> TASK STATEMENT
Among the entries, which lines carry the string "Settings"? Copy each of them.

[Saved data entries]
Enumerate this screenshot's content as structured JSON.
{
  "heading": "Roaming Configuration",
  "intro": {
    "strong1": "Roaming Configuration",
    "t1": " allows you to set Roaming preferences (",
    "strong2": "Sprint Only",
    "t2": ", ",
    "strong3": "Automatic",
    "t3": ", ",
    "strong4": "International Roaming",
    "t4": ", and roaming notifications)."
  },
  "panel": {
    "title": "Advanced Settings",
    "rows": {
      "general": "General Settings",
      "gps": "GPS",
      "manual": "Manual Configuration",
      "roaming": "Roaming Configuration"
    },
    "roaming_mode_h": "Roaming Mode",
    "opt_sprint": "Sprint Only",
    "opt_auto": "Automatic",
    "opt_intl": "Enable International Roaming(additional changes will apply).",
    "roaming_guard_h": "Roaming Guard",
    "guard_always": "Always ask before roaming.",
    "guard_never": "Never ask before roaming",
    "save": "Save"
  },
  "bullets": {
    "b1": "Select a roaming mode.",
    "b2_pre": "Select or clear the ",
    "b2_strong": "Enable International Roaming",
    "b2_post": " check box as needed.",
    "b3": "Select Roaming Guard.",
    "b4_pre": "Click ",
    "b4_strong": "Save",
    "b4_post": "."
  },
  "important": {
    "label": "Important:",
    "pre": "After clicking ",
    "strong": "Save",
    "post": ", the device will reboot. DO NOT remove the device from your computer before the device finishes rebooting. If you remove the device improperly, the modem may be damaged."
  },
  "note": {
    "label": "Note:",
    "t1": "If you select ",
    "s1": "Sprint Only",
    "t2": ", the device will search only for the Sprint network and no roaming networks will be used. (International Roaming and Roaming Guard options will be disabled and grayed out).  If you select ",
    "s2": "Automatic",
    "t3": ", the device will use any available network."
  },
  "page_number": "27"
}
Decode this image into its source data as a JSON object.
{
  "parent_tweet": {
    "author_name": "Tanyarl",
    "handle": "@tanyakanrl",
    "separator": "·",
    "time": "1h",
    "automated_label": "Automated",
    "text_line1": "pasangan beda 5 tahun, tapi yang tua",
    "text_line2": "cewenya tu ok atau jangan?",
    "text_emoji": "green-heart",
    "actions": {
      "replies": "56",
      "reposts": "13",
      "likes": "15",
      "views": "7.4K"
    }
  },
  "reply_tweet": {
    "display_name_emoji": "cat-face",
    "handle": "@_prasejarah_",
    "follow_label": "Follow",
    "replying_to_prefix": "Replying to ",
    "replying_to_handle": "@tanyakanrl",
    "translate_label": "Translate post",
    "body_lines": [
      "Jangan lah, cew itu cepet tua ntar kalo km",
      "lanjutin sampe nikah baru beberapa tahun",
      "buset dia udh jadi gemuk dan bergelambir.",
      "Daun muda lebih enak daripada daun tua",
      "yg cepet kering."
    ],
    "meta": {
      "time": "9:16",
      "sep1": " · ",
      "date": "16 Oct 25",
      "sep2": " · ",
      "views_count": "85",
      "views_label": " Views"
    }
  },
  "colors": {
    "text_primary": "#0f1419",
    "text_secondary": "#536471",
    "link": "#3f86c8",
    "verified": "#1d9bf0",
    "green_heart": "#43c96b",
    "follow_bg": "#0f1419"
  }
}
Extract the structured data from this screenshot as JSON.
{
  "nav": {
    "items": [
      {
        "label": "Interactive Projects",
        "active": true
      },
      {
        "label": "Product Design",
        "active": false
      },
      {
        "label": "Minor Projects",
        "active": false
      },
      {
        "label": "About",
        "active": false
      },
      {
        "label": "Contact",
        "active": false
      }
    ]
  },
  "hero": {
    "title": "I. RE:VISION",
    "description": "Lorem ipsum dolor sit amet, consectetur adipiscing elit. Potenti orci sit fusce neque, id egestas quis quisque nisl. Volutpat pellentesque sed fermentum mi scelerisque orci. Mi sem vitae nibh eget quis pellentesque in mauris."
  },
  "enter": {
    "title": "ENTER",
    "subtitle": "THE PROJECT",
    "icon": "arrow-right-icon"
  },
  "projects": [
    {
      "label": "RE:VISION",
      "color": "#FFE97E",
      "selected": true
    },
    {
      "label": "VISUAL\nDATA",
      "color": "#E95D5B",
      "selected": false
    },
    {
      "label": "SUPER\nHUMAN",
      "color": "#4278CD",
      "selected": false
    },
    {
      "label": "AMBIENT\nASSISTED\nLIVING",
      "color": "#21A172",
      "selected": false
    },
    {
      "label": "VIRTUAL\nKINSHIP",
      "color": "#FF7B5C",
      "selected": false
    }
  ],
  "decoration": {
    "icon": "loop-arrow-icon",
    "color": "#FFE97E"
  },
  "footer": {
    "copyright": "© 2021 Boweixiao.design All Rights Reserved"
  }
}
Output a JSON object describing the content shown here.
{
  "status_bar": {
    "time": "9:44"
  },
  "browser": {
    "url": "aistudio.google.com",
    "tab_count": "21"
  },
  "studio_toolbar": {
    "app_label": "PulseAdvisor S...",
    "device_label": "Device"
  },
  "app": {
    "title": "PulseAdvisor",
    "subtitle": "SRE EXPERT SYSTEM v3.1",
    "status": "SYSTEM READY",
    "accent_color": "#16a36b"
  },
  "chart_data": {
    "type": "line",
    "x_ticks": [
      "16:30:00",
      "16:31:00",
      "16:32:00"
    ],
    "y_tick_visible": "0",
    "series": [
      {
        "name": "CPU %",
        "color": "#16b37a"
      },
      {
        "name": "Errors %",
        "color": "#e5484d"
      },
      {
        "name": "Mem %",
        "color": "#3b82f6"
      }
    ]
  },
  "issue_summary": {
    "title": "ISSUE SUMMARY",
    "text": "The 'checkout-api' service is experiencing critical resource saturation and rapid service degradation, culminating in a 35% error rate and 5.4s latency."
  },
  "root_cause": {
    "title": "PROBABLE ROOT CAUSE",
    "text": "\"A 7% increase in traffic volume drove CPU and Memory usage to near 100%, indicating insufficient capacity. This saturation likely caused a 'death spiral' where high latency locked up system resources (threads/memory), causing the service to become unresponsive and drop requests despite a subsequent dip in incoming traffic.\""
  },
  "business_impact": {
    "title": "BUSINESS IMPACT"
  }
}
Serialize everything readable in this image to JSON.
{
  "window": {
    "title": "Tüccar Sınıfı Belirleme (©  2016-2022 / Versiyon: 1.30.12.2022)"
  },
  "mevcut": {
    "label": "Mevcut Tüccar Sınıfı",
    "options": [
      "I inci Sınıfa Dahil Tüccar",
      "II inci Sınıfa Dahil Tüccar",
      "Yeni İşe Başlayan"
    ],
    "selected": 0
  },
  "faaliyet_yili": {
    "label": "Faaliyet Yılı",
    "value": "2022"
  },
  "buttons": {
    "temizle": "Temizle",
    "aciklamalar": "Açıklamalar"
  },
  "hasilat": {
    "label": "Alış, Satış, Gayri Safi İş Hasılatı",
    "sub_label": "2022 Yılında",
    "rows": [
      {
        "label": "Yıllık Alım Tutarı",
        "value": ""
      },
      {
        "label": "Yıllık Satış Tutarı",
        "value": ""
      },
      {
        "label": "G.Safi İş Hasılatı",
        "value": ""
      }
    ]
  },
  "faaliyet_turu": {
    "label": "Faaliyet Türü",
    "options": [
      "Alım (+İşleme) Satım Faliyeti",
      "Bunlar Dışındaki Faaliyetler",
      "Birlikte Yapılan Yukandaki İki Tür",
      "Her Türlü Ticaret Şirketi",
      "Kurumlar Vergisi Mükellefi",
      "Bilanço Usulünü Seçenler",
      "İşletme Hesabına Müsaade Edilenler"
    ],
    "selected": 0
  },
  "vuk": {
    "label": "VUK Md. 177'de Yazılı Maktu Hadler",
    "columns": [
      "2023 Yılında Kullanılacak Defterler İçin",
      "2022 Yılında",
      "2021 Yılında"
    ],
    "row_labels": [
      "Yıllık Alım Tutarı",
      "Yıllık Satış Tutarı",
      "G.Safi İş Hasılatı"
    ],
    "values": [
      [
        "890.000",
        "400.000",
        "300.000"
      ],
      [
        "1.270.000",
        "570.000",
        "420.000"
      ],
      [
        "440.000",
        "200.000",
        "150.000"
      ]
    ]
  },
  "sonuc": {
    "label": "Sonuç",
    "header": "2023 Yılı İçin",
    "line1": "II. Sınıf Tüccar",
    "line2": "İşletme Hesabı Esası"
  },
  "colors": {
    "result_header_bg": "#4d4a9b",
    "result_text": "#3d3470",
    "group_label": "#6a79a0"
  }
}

> EXERCISE OUTPUT
    "title": "Advanced Settings",
      "general": "General Settings",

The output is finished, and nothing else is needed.